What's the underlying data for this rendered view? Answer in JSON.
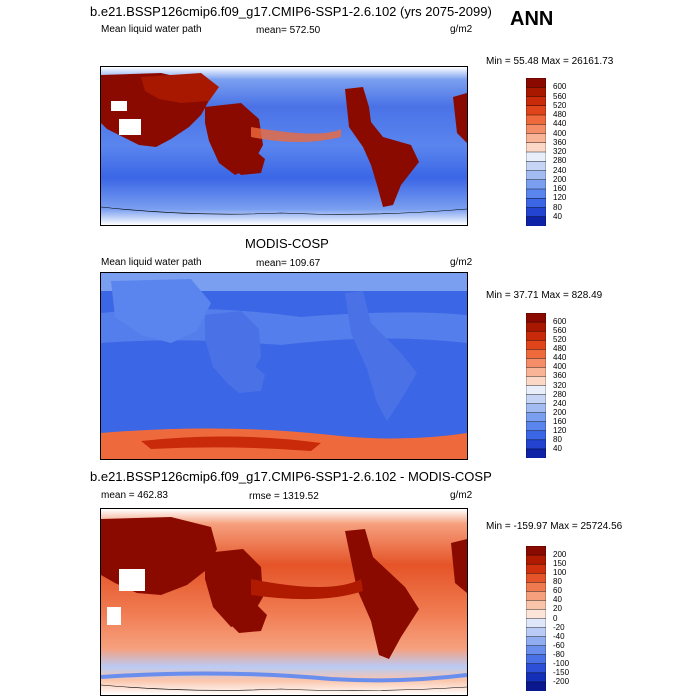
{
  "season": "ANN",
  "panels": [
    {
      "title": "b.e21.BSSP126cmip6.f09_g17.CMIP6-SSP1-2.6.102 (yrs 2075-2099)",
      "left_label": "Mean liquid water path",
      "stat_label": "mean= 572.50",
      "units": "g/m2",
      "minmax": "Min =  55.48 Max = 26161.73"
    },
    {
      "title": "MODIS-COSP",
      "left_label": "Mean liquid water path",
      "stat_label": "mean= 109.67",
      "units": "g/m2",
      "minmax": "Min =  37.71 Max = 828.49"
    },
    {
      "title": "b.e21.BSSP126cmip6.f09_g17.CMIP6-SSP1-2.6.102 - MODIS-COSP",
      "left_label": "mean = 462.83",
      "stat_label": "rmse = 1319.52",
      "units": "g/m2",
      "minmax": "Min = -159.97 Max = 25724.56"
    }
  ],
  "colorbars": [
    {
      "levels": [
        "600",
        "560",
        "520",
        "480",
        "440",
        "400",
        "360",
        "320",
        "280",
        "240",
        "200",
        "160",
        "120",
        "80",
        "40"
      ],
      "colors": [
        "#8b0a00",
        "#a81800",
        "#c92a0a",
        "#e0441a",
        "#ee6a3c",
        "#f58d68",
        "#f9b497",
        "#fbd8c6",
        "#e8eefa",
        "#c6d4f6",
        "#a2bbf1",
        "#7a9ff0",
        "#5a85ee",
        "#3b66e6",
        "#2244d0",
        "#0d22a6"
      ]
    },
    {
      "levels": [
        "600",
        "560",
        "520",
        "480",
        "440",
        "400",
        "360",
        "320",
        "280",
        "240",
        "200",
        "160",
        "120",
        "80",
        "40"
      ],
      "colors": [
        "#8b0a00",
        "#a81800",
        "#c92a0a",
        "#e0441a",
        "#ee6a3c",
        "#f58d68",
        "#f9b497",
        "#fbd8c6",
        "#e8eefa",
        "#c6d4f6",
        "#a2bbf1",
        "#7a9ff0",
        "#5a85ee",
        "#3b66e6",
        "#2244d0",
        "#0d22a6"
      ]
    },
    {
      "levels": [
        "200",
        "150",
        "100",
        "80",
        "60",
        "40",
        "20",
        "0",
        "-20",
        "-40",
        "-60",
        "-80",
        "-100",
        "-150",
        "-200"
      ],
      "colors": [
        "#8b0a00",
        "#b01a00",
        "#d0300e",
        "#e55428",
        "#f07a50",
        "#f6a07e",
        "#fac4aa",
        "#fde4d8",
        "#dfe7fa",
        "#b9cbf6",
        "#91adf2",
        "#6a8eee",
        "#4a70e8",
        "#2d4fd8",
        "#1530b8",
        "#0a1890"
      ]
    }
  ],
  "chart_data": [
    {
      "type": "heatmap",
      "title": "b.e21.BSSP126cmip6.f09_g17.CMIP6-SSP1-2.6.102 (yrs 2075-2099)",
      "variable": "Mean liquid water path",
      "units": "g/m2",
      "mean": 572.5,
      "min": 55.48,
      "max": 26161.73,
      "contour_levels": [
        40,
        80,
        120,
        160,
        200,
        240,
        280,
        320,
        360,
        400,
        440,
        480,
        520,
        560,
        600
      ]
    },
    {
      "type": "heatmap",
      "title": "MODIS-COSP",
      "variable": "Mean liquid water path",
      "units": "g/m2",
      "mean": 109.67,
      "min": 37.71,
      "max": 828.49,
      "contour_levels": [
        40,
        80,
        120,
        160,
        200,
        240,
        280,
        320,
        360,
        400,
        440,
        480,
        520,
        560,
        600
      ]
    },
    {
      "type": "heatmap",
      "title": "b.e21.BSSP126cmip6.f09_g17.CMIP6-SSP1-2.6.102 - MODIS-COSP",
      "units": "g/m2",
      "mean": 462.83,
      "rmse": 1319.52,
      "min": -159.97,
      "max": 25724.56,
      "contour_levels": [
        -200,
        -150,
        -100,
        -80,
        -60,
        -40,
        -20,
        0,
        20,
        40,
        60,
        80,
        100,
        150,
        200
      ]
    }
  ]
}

===============

# Stated problem
Go back to the records above and write them out exactly, without the pictures.

# Expected answer
What's the underlying data for this rendered view? Answer in JSON.
{
  "season": "ANN",
  "panels": [
    {
      "title": "b.e21.BSSP126cmip6.f09_g17.CMIP6-SSP1-2.6.102 (yrs 2075-2099)",
      "left_label": "Mean liquid water path",
      "stat_label": "mean= 572.50",
      "units": "g/m2",
      "minmax": "Min =  55.48 Max = 26161.73"
    },
    {
      "title": "MODIS-COSP",
      "left_label": "Mean liquid water path",
      "stat_label": "mean= 109.67",
      "units": "g/m2",
      "minmax": "Min =  37.71 Max = 828.49"
    },
    {
      "title": "b.e21.BSSP126cmip6.f09_g17.CMIP6-SSP1-2.6.102 - MODIS-COSP",
      "left_label": "mean = 462.83",
      "stat_label": "rmse = 1319.52",
      "units": "g/m2",
      "minmax": "Min = -159.97 Max = 25724.56"
    }
  ],
  "colorbars": [
    {
      "levels": [
        "600",
        "560",
        "520",
        "480",
        "440",
        "400",
        "360",
        "320",
        "280",
        "240",
        "200",
        "160",
        "120",
        "80",
        "40"
      ],
      "colors": [
        "#8b0a00",
        "#a81800",
        "#c92a0a",
        "#e0441a",
        "#ee6a3c",
        "#f58d68",
        "#f9b497",
        "#fbd8c6",
        "#e8eefa",
        "#c6d4f6",
        "#a2bbf1",
        "#7a9ff0",
        "#5a85ee",
        "#3b66e6",
        "#2244d0",
        "#0d22a6"
      ]
    },
    {
      "levels": [
        "600",
        "560",
        "520",
        "480",
        "440",
        "400",
        "360",
        "320",
        "280",
        "240",
        "200",
        "160",
        "120",
        "80",
        "40"
      ],
      "colors": [
        "#8b0a00",
        "#a81800",
        "#c92a0a",
        "#e0441a",
        "#ee6a3c",
        "#f58d68",
        "#f9b497",
        "#fbd8c6",
        "#e8eefa",
        "#c6d4f6",
        "#a2bbf1",
        "#7a9ff0",
        "#5a85ee",
        "#3b66e6",
        "#2244d0",
        "#0d22a6"
      ]
    },
    {
      "levels": [
        "200",
        "150",
        "100",
        "80",
        "60",
        "40",
        "20",
        "0",
        "-20",
        "-40",
        "-60",
        "-80",
        "-100",
        "-150",
        "-200"
      ],
      "colors": [
        "#8b0a00",
        "#b01a00",
        "#d0300e",
        "#e55428",
        "#f07a50",
        "#f6a07e",
        "#fac4aa",
        "#fde4d8",
        "#dfe7fa",
        "#b9cbf6",
        "#91adf2",
        "#6a8eee",
        "#4a70e8",
        "#2d4fd8",
        "#1530b8",
        "#0a1890"
      ]
    }
  ],
  "chart_data": [
    {
      "type": "heatmap",
      "title": "b.e21.BSSP126cmip6.f09_g17.CMIP6-SSP1-2.6.102 (yrs 2075-2099)",
      "variable": "Mean liquid water path",
      "units": "g/m2",
      "mean": 572.5,
      "min": 55.48,
      "max": 26161.73,
      "contour_levels": [
        40,
        80,
        120,
        160,
        200,
        240,
        280,
        320,
        360,
        400,
        440,
        480,
        520,
        560,
        600
      ]
    },
    {
      "type": "heatmap",
      "title": "MODIS-COSP",
      "variable": "Mean liquid water path",
      "units": "g/m2",
      "mean": 109.67,
      "min": 37.71,
      "max": 828.49,
      "contour_levels": [
        40,
        80,
        120,
        160,
        200,
        240,
        280,
        320,
        360,
        400,
        440,
        480,
        520,
        560,
        600
      ]
    },
    {
      "type": "heatmap",
      "title": "b.e21.BSSP126cmip6.f09_g17.CMIP6-SSP1-2.6.102 - MODIS-COSP",
      "units": "g/m2",
      "mean": 462.83,
      "rmse": 1319.52,
      "min": -159.97,
      "max": 25724.56,
      "contour_levels": [
        -200,
        -150,
        -100,
        -80,
        -60,
        -40,
        -20,
        0,
        20,
        40,
        60,
        80,
        100,
        150,
        200
      ]
    }
  ]
}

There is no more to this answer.